[Extracted records — start]

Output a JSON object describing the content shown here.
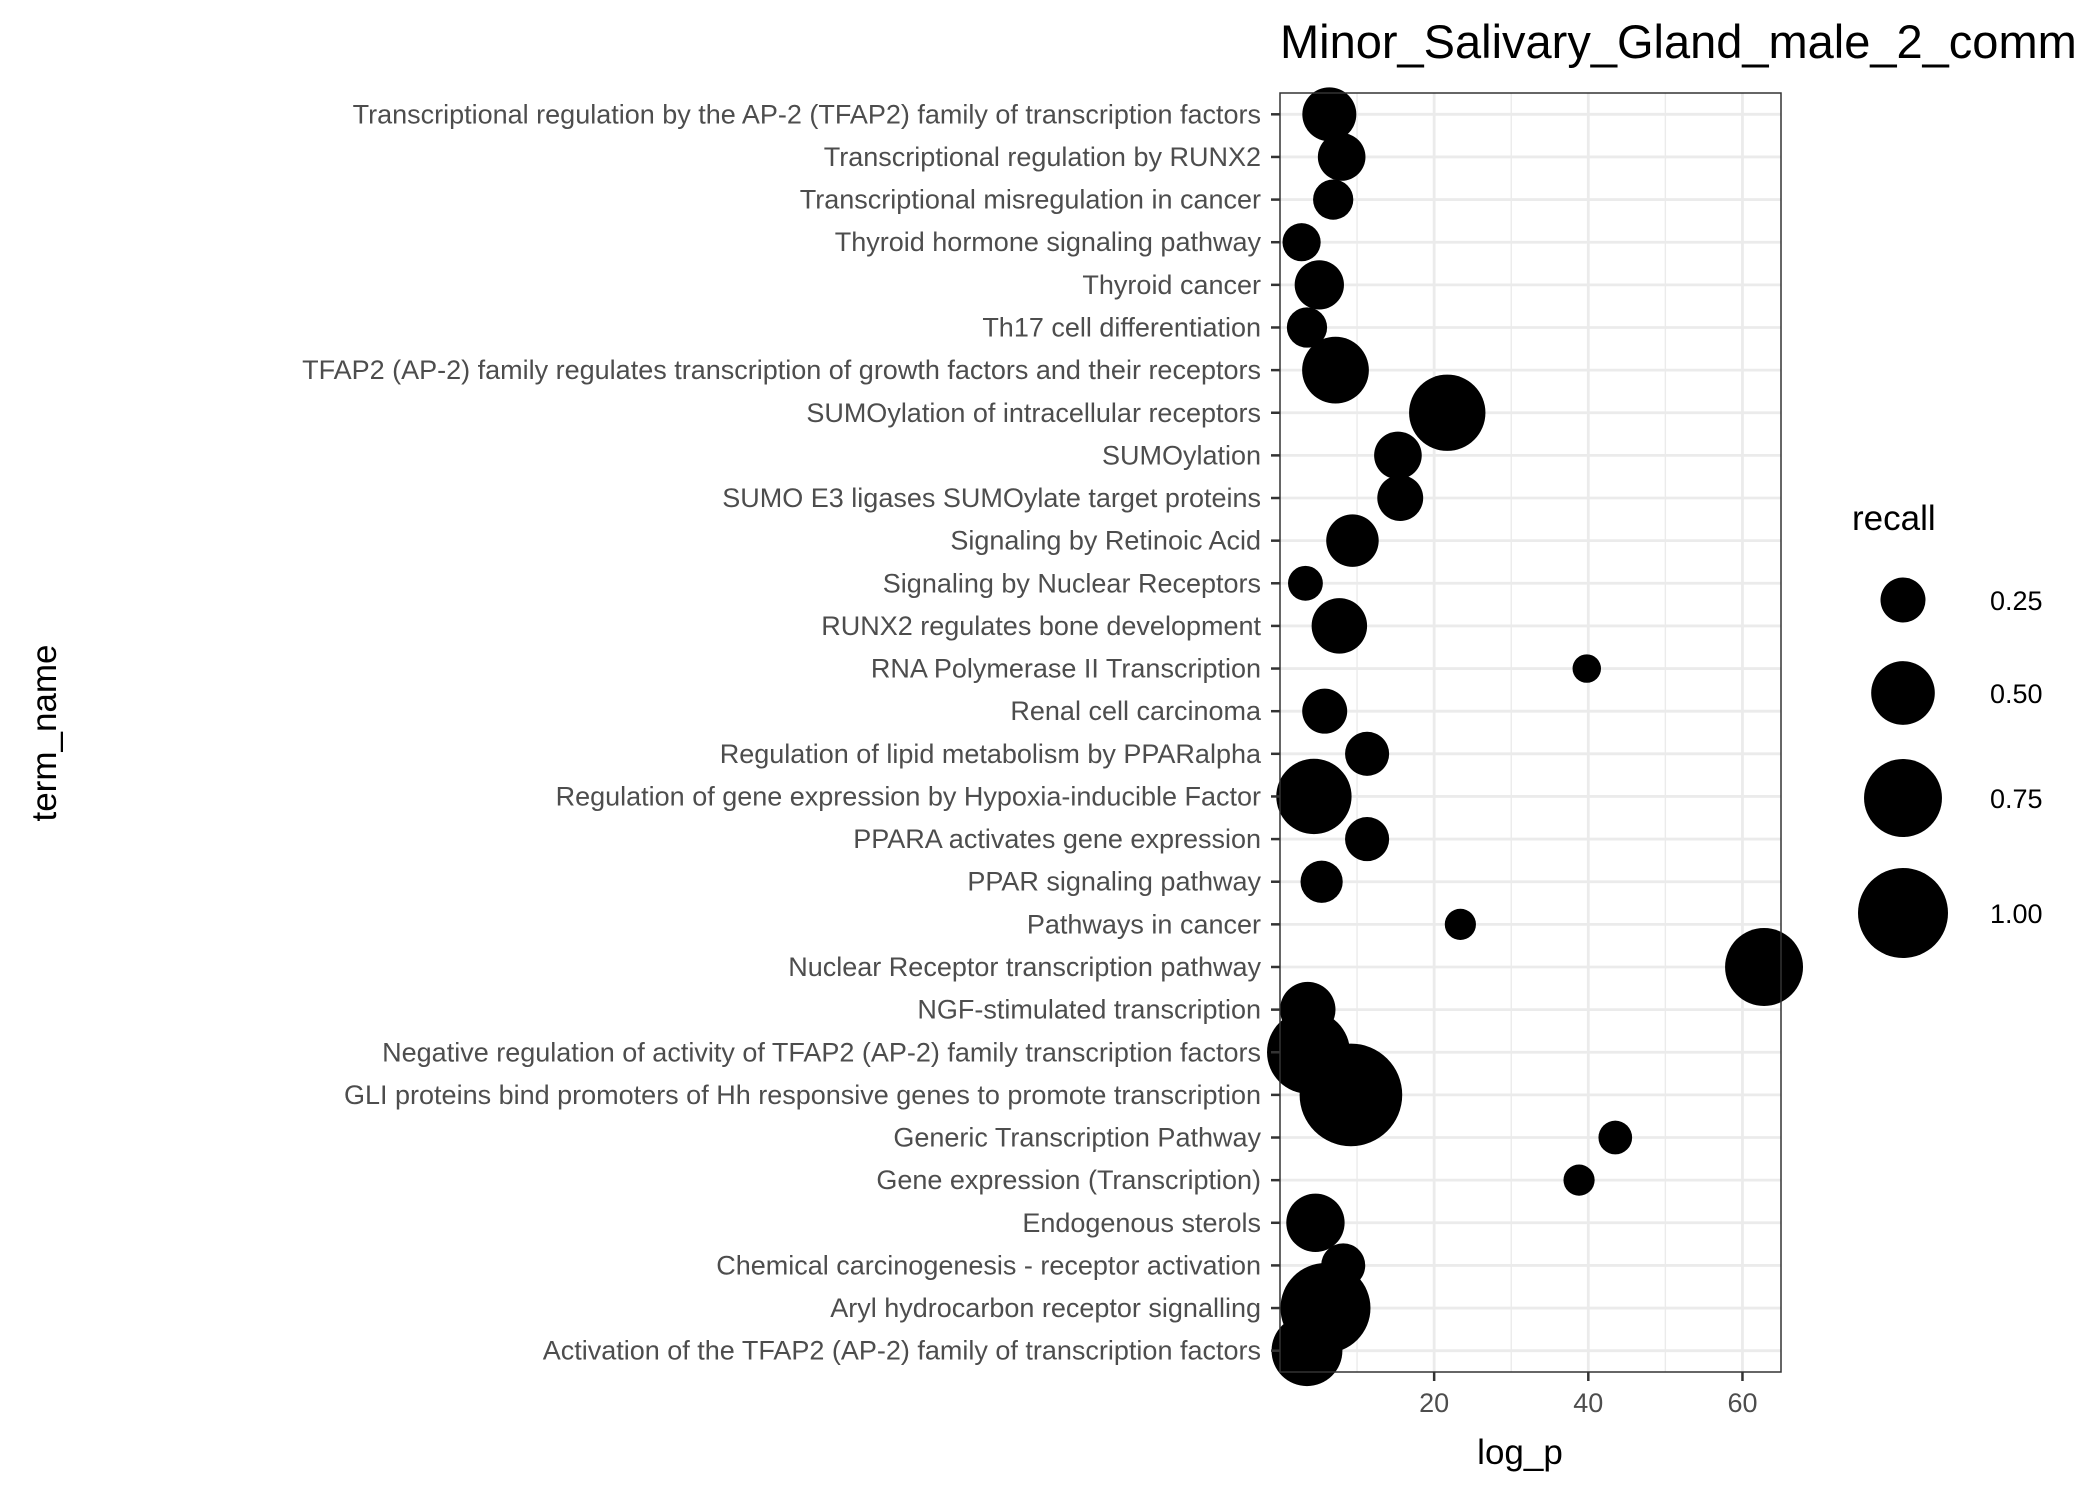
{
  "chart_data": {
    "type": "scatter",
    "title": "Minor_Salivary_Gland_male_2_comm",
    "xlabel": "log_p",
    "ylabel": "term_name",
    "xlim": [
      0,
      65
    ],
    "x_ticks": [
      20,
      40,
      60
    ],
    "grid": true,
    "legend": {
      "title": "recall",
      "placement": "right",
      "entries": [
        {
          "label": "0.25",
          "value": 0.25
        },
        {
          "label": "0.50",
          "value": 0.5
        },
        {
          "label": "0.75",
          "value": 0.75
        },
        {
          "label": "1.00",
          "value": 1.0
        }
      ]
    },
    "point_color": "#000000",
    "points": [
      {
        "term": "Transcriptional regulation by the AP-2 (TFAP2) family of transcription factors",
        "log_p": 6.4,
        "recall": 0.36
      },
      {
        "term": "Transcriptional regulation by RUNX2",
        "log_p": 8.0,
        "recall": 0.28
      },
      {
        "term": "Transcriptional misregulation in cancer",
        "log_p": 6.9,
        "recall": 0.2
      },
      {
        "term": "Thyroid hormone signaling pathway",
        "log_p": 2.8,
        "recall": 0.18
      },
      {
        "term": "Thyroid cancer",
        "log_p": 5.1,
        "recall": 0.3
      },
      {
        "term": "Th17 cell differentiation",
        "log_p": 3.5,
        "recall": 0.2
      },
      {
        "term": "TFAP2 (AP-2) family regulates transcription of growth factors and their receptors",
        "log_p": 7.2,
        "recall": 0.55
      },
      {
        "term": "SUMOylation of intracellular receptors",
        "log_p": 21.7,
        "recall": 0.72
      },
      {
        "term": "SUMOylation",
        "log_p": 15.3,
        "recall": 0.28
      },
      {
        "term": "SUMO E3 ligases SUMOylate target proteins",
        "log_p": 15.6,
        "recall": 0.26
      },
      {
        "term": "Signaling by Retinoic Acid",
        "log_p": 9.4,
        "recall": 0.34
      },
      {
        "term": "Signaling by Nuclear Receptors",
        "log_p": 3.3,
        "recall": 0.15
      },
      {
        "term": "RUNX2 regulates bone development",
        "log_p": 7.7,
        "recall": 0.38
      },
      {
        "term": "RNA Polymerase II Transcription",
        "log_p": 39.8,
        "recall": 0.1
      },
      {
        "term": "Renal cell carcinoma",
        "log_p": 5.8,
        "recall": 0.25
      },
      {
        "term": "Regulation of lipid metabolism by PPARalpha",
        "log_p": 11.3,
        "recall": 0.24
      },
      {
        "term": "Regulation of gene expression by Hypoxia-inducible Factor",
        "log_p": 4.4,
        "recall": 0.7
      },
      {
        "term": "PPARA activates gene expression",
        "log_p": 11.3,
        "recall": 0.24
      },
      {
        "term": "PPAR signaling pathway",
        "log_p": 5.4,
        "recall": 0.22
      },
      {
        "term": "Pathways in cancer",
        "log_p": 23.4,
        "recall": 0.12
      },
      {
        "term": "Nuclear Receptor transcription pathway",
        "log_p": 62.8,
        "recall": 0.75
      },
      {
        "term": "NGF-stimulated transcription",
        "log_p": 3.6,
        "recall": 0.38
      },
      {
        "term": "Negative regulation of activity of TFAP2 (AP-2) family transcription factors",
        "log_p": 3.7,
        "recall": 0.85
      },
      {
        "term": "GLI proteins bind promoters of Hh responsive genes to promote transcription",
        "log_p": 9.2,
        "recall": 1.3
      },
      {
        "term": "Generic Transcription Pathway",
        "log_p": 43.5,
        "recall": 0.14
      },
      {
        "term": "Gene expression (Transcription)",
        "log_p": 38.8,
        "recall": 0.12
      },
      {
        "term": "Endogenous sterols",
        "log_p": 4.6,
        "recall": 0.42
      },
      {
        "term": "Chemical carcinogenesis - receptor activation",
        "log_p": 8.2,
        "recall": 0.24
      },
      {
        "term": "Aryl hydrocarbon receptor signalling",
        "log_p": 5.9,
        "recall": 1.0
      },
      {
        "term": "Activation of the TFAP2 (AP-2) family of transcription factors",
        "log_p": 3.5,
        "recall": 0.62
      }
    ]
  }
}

[Extracted records — finish]

Please retype every entry above exactly, leaving out any picture.

- **Output**
Output a JSON object describing the content shown here.
{
  "chart_data": {
    "type": "scatter",
    "title": "Minor_Salivary_Gland_male_2_comm",
    "xlabel": "log_p",
    "ylabel": "term_name",
    "xlim": [
      0,
      65
    ],
    "x_ticks": [
      20,
      40,
      60
    ],
    "grid": true,
    "legend": {
      "title": "recall",
      "placement": "right",
      "entries": [
        {
          "label": "0.25",
          "value": 0.25
        },
        {
          "label": "0.50",
          "value": 0.5
        },
        {
          "label": "0.75",
          "value": 0.75
        },
        {
          "label": "1.00",
          "value": 1.0
        }
      ]
    },
    "point_color": "#000000",
    "points": [
      {
        "term": "Transcriptional regulation by the AP-2 (TFAP2) family of transcription factors",
        "log_p": 6.4,
        "recall": 0.36
      },
      {
        "term": "Transcriptional regulation by RUNX2",
        "log_p": 8.0,
        "recall": 0.28
      },
      {
        "term": "Transcriptional misregulation in cancer",
        "log_p": 6.9,
        "recall": 0.2
      },
      {
        "term": "Thyroid hormone signaling pathway",
        "log_p": 2.8,
        "recall": 0.18
      },
      {
        "term": "Thyroid cancer",
        "log_p": 5.1,
        "recall": 0.3
      },
      {
        "term": "Th17 cell differentiation",
        "log_p": 3.5,
        "recall": 0.2
      },
      {
        "term": "TFAP2 (AP-2) family regulates transcription of growth factors and their receptors",
        "log_p": 7.2,
        "recall": 0.55
      },
      {
        "term": "SUMOylation of intracellular receptors",
        "log_p": 21.7,
        "recall": 0.72
      },
      {
        "term": "SUMOylation",
        "log_p": 15.3,
        "recall": 0.28
      },
      {
        "term": "SUMO E3 ligases SUMOylate target proteins",
        "log_p": 15.6,
        "recall": 0.26
      },
      {
        "term": "Signaling by Retinoic Acid",
        "log_p": 9.4,
        "recall": 0.34
      },
      {
        "term": "Signaling by Nuclear Receptors",
        "log_p": 3.3,
        "recall": 0.15
      },
      {
        "term": "RUNX2 regulates bone development",
        "log_p": 7.7,
        "recall": 0.38
      },
      {
        "term": "RNA Polymerase II Transcription",
        "log_p": 39.8,
        "recall": 0.1
      },
      {
        "term": "Renal cell carcinoma",
        "log_p": 5.8,
        "recall": 0.25
      },
      {
        "term": "Regulation of lipid metabolism by PPARalpha",
        "log_p": 11.3,
        "recall": 0.24
      },
      {
        "term": "Regulation of gene expression by Hypoxia-inducible Factor",
        "log_p": 4.4,
        "recall": 0.7
      },
      {
        "term": "PPARA activates gene expression",
        "log_p": 11.3,
        "recall": 0.24
      },
      {
        "term": "PPAR signaling pathway",
        "log_p": 5.4,
        "recall": 0.22
      },
      {
        "term": "Pathways in cancer",
        "log_p": 23.4,
        "recall": 0.12
      },
      {
        "term": "Nuclear Receptor transcription pathway",
        "log_p": 62.8,
        "recall": 0.75
      },
      {
        "term": "NGF-stimulated transcription",
        "log_p": 3.6,
        "recall": 0.38
      },
      {
        "term": "Negative regulation of activity of TFAP2 (AP-2) family transcription factors",
        "log_p": 3.7,
        "recall": 0.85
      },
      {
        "term": "GLI proteins bind promoters of Hh responsive genes to promote transcription",
        "log_p": 9.2,
        "recall": 1.3
      },
      {
        "term": "Generic Transcription Pathway",
        "log_p": 43.5,
        "recall": 0.14
      },
      {
        "term": "Gene expression (Transcription)",
        "log_p": 38.8,
        "recall": 0.12
      },
      {
        "term": "Endogenous sterols",
        "log_p": 4.6,
        "recall": 0.42
      },
      {
        "term": "Chemical carcinogenesis - receptor activation",
        "log_p": 8.2,
        "recall": 0.24
      },
      {
        "term": "Aryl hydrocarbon receptor signalling",
        "log_p": 5.9,
        "recall": 1.0
      },
      {
        "term": "Activation of the TFAP2 (AP-2) family of transcription factors",
        "log_p": 3.5,
        "recall": 0.62
      }
    ]
  }
}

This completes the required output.